--- START OF Dataset excerpts ---

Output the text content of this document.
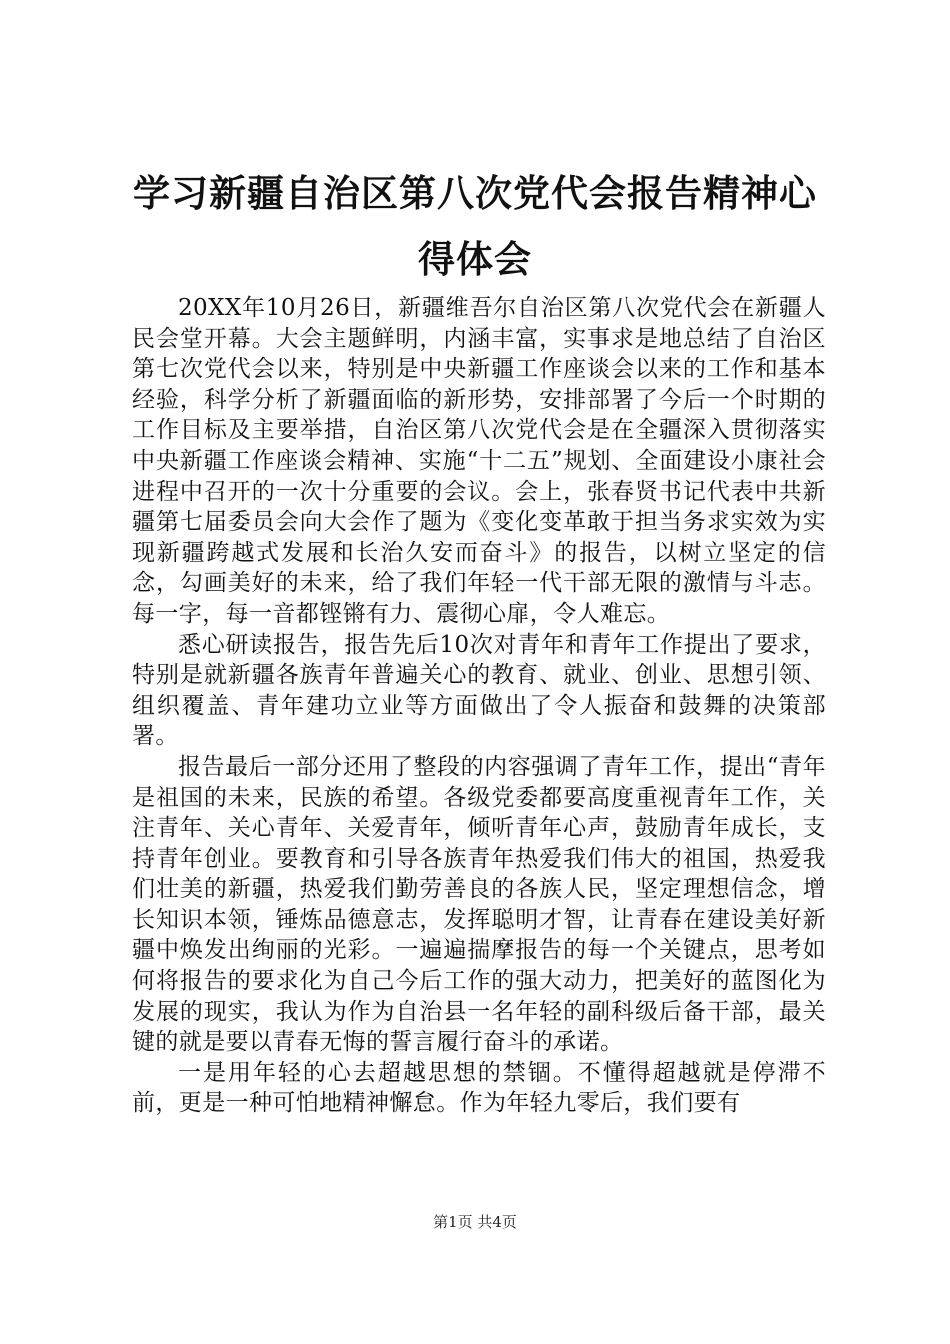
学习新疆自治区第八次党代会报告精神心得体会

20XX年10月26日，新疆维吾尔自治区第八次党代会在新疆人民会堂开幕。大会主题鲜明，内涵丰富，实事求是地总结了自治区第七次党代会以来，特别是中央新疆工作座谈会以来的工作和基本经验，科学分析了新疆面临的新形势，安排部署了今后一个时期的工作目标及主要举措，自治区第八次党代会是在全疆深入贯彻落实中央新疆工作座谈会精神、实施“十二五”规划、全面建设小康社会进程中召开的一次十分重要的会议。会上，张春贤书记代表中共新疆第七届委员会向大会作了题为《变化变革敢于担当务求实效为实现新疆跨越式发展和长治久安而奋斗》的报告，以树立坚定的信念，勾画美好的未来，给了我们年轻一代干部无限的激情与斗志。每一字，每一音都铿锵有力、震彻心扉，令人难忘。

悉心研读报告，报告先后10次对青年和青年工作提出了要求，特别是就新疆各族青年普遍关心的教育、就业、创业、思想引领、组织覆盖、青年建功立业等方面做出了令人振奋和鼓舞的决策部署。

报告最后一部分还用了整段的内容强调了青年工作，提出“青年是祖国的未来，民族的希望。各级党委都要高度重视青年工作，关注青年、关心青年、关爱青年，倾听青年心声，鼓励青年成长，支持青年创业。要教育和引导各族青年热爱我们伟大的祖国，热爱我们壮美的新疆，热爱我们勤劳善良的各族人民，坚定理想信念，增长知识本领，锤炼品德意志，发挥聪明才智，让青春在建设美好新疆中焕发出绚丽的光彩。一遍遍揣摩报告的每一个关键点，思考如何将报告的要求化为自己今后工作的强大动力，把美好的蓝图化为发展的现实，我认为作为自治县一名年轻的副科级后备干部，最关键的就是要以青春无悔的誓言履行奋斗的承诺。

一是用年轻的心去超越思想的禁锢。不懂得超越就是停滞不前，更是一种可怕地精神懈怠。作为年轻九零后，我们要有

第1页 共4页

--- END OF Dataset excerpts ---
--- START OF Dataset excerpts ---

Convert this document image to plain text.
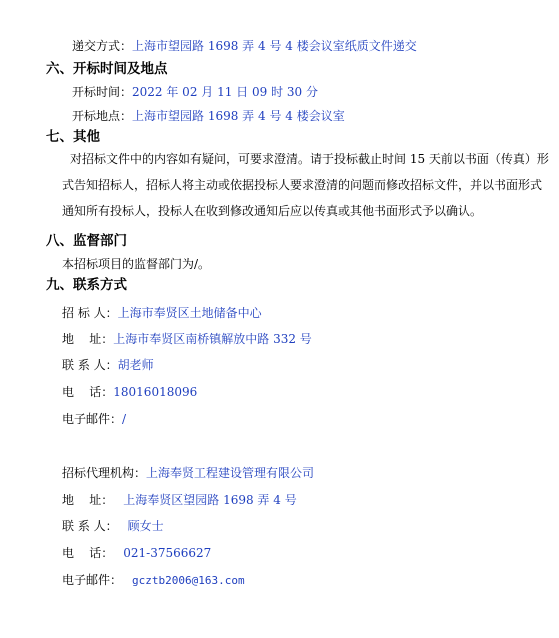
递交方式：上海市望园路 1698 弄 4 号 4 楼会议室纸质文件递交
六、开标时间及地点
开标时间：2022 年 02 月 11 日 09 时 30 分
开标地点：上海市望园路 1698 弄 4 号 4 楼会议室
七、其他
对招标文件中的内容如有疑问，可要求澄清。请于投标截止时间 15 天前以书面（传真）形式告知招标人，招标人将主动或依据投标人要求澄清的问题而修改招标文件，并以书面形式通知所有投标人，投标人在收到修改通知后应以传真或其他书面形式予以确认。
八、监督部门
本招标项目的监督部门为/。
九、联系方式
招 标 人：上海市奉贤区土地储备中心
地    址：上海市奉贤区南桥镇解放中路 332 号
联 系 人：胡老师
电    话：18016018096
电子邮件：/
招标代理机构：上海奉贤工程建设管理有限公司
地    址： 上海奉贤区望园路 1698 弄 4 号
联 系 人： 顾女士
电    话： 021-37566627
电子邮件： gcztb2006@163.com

--- END OF Dataset excerpts ---

* **Short task**
Only lines holding the string "text" are wanted; gather each one from the entries above.

* **Correct result**
Output the text content of this document.
Convert this document image to plain text.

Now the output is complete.